Work required: Show every line in the records below that contains the word "name".

----

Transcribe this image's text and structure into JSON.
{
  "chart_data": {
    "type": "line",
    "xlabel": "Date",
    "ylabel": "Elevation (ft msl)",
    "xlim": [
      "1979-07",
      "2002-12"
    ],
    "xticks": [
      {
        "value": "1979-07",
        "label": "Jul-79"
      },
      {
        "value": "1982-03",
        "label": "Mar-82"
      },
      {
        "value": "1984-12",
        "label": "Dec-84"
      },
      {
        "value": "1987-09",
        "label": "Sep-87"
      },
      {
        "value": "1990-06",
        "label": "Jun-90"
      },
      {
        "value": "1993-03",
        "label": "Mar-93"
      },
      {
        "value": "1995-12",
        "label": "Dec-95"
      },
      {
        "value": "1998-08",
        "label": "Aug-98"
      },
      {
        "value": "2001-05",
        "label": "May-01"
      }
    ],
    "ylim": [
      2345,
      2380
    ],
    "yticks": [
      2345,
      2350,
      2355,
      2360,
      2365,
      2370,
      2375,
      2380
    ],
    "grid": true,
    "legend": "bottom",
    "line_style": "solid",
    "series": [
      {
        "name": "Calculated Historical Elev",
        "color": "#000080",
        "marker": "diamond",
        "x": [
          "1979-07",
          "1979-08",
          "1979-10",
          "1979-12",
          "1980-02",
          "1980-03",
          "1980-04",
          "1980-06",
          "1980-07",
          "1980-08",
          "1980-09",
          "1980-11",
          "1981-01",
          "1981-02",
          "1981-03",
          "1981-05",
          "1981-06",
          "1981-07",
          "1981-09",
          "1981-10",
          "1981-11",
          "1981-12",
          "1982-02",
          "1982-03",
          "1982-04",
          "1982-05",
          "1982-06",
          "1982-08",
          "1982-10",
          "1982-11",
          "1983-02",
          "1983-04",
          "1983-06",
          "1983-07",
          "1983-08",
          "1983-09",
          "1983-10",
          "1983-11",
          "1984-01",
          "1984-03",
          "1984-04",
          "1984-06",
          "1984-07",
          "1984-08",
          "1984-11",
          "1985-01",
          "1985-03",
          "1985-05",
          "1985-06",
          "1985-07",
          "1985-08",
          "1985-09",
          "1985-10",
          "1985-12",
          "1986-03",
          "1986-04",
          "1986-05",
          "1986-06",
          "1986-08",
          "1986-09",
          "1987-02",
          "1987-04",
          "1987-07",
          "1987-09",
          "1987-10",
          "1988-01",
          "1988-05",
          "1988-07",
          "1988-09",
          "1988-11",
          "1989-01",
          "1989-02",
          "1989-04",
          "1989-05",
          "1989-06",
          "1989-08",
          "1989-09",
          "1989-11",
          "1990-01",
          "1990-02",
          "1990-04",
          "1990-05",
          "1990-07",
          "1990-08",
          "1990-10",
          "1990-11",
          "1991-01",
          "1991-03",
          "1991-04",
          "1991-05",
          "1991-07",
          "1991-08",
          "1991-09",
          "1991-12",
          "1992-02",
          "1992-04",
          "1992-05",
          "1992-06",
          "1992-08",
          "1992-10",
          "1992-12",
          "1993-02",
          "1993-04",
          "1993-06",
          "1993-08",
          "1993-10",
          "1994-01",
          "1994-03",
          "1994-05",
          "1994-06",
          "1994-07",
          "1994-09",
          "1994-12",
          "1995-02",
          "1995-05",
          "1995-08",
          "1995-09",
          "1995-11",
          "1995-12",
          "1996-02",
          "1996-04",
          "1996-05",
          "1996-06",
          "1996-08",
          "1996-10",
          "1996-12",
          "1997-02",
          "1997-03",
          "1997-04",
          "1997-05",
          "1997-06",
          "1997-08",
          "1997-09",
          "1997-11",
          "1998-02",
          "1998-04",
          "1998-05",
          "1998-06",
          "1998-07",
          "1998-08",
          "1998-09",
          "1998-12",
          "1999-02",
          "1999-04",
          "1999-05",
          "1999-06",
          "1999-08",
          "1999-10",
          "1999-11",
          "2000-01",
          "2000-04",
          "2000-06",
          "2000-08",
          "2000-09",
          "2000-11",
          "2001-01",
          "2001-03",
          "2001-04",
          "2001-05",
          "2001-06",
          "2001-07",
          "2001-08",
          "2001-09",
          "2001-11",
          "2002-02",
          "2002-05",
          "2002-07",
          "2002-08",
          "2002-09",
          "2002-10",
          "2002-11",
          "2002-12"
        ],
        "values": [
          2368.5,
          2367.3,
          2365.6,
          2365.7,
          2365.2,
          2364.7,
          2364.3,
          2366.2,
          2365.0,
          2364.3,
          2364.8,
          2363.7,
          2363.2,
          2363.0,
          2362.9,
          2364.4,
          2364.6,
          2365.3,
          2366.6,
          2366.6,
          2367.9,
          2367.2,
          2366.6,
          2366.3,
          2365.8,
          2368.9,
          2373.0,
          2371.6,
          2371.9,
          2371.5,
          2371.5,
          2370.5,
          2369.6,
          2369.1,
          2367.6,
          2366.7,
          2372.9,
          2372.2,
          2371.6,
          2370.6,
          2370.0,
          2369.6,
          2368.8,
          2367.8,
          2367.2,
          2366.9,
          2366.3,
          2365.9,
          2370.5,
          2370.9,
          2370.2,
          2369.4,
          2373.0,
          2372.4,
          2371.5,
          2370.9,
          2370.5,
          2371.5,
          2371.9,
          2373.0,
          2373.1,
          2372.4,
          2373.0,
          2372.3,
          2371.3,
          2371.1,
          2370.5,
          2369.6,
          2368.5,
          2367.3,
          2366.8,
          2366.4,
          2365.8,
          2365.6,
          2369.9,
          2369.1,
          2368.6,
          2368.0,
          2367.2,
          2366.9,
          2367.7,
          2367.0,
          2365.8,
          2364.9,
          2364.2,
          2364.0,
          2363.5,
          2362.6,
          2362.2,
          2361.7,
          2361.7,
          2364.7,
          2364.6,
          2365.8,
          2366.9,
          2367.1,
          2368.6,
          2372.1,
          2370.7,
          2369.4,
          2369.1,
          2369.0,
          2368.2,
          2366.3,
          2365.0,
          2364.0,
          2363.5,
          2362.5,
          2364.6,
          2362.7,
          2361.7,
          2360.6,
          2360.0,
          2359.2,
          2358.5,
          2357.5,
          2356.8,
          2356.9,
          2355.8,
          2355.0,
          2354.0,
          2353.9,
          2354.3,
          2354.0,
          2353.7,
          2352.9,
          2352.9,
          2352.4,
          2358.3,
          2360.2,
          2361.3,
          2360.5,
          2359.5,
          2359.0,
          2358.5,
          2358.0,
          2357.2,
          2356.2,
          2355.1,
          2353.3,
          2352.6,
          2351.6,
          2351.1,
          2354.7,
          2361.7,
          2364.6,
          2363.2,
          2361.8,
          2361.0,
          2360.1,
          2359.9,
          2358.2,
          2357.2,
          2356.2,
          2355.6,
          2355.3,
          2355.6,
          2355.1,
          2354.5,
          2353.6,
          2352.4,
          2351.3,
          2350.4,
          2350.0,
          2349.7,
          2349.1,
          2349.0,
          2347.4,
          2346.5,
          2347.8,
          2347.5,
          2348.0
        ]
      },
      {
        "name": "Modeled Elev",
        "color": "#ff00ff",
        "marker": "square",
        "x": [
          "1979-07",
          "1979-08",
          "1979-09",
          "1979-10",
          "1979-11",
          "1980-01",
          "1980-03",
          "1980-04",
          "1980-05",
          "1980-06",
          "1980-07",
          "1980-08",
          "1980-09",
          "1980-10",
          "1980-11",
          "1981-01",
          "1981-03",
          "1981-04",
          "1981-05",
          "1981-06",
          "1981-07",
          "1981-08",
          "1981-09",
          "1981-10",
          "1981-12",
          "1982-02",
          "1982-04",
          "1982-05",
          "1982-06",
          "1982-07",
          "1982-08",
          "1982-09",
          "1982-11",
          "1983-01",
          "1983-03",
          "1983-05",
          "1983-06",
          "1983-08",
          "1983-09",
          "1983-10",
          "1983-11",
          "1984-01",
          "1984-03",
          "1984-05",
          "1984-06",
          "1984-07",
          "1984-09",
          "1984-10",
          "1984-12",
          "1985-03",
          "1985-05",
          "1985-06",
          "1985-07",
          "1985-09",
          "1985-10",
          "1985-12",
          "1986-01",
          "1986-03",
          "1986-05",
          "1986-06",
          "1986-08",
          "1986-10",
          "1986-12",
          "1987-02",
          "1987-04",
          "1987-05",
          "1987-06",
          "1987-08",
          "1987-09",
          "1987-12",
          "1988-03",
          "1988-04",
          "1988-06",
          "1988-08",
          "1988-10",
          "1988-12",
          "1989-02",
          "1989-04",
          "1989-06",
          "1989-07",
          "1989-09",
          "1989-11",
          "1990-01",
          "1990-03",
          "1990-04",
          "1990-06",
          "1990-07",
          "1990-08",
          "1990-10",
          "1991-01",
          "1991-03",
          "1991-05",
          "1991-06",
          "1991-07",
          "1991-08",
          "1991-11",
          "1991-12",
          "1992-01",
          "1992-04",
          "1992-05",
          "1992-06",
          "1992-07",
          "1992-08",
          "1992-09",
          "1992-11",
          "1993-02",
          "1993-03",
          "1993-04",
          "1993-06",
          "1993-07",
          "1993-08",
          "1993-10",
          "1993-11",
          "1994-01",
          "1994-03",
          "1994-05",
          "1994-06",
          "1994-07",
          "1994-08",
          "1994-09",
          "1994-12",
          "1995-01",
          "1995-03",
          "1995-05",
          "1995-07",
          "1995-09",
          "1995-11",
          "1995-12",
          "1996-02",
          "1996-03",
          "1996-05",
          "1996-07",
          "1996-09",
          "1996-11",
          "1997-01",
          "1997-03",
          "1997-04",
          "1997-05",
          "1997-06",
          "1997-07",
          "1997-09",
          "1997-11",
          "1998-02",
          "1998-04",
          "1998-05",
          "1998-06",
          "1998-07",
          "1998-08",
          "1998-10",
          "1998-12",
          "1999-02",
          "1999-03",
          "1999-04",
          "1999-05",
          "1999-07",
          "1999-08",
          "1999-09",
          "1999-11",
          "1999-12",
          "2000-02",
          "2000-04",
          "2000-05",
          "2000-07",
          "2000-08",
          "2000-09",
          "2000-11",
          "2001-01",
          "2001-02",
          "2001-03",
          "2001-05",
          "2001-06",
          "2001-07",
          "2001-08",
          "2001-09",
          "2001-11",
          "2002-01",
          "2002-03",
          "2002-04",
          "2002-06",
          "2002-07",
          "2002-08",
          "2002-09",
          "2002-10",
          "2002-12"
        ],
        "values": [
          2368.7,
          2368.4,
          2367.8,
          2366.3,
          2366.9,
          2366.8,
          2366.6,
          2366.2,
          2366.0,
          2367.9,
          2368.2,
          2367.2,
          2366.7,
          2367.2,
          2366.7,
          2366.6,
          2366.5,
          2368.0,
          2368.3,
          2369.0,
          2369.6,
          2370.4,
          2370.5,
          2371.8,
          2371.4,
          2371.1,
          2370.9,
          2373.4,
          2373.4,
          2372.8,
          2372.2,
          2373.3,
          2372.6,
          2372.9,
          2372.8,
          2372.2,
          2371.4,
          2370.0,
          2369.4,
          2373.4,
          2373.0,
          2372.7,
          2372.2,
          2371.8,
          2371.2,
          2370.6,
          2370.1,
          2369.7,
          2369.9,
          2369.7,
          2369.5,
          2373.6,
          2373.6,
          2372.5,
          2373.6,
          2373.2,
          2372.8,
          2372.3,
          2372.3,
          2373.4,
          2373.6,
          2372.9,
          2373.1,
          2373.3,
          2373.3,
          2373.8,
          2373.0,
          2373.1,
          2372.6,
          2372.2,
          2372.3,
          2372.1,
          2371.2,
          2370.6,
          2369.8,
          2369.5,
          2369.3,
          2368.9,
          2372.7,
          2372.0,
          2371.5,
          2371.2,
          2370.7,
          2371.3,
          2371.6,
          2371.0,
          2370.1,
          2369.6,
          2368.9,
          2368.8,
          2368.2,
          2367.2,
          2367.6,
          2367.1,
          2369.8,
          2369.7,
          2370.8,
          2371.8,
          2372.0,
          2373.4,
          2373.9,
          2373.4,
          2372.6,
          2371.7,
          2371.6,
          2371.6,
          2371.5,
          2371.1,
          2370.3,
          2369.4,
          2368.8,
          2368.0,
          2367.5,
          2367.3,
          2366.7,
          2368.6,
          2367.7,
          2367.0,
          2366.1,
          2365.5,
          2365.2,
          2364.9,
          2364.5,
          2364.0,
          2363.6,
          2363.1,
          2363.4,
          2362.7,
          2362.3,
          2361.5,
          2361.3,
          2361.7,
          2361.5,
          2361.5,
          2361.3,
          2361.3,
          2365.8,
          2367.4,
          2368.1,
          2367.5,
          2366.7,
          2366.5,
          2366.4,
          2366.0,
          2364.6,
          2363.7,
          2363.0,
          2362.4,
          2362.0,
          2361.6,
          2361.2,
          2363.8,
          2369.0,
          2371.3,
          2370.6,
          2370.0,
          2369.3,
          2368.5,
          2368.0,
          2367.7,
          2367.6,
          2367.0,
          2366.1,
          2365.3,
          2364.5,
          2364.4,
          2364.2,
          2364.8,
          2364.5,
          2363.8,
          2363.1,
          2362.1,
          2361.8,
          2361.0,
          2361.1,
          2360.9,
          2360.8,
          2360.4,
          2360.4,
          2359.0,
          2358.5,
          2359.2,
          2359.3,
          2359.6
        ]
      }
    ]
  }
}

----

Worked solution:
        "name": "Calculated Historical Elev",
        "name": "Modeled Elev",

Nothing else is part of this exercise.